BEGIN DATASET RECORDS

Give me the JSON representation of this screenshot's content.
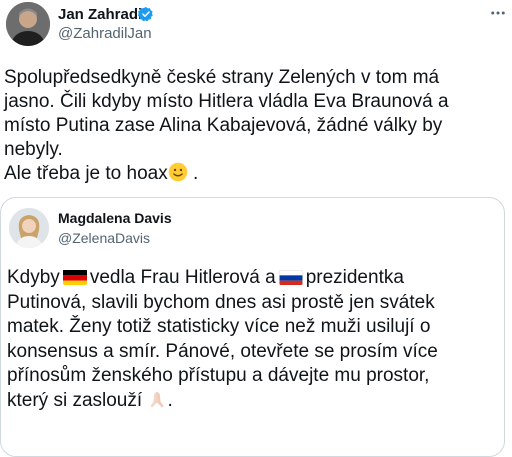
{
  "tweet": {
    "author_name": "Jan Zahradil",
    "author_handle": "@ZahradilJan",
    "text_lines": [
      "Spolupředsedkyně české strany Zelených v tom má",
      "jasno. Čili kdyby místo Hitlera vládla Eva Braunová a",
      "místo Putina zase Alina Kabajevová, žádné války by",
      "nebyly."
    ],
    "text_last": "Ale třeba je to hoax",
    "text_last_suffix": " .",
    "emoji_icon": "slightly-smiling-face-icon",
    "more_icon": "more-horizontal-icon"
  },
  "quote": {
    "author_name": "Magdalena Davis",
    "author_handle": "@ZelenaDavis",
    "line1_a": "Kdyby",
    "line1_b": "vedla Frau Hitlerová a",
    "line1_c": "prezidentka",
    "lines": [
      "Putinová, slavili bychom dnes asi prostě jen svátek",
      "matek. Ženy totiž statisticky více než muži usilují o",
      "konsensus a smír. Pánové, otevřete se prosím více",
      "přínosům ženského přístupu a dávejte mu prostor,"
    ],
    "last_line": "který si zaslouží",
    "last_suffix": ".",
    "flag_1": "germany-flag-icon",
    "flag_2": "russia-flag-icon",
    "pray_icon": "folded-hands-icon"
  },
  "colors": {
    "text": "#0f1419",
    "secondary": "#536471",
    "verified": "#1d9bf0",
    "border": "#cfd9de"
  }
}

END DATASET RECORDS

From the listing above, copy every line that holds the string "místo".

      "jasno. Čili kdyby místo Hitlera vládla Eva Braunová a",
      "místo Putina zase Alina Kabajevová, žádné války by",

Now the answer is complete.